--- What you will do ---
Please report every line from the material that contains the word "this".

--- Given entries ---

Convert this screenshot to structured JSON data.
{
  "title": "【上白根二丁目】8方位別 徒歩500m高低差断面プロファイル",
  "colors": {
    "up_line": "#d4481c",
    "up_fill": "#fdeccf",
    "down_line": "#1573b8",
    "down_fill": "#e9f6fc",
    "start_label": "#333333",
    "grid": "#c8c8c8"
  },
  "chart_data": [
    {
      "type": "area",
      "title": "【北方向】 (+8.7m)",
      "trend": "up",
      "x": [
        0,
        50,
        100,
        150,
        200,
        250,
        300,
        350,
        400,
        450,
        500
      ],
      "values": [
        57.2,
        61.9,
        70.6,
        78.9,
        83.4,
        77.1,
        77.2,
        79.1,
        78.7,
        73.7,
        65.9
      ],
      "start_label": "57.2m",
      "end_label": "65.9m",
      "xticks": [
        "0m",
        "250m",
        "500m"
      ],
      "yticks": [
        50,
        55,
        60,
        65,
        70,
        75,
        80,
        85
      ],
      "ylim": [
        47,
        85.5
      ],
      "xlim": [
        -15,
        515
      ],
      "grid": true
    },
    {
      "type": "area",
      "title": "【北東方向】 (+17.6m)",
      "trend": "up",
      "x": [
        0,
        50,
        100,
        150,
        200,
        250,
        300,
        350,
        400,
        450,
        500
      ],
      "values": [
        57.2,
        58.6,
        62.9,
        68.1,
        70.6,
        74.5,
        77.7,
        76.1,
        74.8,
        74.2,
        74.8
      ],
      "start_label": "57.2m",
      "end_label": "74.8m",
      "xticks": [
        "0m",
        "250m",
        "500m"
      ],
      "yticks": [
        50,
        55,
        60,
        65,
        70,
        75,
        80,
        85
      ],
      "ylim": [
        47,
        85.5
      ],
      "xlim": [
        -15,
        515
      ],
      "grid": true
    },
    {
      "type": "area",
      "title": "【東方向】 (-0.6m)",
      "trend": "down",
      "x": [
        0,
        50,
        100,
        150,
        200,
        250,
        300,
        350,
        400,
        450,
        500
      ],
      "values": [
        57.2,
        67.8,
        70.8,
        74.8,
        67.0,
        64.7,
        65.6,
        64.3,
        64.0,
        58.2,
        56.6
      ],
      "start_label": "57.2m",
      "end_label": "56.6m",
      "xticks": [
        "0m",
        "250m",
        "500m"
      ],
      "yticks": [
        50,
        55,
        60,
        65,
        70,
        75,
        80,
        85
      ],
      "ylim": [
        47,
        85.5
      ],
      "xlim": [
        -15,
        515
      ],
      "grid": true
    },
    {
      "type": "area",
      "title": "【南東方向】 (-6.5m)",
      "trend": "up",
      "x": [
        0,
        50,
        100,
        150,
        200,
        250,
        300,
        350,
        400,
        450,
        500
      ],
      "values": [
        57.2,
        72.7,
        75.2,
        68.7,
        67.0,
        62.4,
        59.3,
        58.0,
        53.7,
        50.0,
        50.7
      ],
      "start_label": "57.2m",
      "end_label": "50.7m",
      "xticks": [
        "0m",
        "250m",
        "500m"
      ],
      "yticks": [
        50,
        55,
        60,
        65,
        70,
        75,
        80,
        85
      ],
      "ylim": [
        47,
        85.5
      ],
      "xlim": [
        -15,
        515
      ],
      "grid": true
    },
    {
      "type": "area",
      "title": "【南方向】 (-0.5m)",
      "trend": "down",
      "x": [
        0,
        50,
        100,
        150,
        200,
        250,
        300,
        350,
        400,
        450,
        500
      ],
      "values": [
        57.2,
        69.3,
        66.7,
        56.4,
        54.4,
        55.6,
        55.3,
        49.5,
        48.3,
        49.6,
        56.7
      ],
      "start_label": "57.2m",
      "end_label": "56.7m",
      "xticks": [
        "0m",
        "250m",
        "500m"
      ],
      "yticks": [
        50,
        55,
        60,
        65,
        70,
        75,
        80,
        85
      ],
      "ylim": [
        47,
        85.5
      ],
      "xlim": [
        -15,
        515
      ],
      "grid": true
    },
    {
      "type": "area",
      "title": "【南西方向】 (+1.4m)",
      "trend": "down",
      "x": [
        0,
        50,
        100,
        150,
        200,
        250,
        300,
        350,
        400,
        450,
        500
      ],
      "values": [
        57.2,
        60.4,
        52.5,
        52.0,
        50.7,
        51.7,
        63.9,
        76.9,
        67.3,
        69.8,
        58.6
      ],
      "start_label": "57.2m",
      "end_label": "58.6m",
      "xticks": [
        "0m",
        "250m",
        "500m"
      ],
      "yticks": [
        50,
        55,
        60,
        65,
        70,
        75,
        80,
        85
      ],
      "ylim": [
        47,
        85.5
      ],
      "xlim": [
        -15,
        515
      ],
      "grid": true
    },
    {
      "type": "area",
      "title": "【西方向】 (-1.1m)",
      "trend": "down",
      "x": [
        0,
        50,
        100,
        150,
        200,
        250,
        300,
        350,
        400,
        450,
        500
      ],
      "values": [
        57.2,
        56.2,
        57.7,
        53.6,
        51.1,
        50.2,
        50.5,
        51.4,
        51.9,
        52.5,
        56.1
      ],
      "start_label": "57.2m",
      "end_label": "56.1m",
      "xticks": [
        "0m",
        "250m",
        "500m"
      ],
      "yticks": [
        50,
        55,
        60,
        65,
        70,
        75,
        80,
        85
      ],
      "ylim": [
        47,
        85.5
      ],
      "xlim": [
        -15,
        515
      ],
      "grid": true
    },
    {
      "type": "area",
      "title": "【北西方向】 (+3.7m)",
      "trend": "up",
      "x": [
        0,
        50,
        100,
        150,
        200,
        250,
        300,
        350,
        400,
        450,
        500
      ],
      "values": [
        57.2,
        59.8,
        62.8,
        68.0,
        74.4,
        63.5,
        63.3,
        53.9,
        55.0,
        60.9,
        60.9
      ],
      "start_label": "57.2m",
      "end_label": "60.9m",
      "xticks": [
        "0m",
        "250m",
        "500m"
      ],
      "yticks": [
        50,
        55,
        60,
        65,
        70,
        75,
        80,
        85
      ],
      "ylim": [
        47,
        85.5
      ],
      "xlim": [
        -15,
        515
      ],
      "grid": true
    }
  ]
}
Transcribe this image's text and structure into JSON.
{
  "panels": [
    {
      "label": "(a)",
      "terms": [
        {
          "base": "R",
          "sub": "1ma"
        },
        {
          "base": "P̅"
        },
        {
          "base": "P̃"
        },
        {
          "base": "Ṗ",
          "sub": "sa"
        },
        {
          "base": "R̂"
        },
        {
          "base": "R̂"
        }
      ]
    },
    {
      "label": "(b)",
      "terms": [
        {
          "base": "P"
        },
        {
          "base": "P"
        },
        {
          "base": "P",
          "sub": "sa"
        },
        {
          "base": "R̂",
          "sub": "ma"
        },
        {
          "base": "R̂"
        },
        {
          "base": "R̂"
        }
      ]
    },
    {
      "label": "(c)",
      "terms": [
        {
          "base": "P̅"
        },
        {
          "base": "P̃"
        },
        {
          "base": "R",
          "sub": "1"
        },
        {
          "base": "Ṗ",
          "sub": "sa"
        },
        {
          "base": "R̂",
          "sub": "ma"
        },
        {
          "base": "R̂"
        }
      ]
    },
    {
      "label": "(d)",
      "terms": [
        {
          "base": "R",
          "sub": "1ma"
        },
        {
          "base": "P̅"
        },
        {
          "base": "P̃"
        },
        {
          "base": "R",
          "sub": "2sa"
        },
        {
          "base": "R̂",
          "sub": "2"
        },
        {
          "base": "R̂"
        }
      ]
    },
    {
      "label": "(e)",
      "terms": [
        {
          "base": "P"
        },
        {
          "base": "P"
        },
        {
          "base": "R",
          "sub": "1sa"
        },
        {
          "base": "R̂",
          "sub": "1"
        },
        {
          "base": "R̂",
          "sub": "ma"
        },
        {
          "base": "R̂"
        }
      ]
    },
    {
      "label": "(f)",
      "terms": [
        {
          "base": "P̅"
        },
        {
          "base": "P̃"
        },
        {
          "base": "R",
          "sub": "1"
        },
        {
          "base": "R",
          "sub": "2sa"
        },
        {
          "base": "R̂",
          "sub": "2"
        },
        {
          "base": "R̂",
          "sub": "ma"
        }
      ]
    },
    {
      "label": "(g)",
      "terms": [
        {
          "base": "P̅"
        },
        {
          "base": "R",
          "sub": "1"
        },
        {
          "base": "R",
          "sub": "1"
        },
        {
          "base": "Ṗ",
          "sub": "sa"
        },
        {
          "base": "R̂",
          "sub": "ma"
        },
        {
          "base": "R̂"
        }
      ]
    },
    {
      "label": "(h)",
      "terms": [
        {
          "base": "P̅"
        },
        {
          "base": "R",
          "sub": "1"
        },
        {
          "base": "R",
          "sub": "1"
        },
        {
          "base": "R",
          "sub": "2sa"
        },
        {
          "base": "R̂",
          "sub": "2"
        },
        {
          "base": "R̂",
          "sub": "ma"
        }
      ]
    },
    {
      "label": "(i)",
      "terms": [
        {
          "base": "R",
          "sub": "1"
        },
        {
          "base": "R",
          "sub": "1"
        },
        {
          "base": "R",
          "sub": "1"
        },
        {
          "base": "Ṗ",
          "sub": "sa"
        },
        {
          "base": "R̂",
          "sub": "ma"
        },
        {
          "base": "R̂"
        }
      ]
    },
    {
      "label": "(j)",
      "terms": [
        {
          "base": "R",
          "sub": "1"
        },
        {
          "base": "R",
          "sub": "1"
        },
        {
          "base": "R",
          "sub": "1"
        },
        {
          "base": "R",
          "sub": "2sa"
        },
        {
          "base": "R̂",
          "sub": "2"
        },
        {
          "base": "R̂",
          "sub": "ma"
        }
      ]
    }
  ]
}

--- Full response ---
Convert this screenshot to structured JSON data.
Transcribe this image's text and structure into JSON.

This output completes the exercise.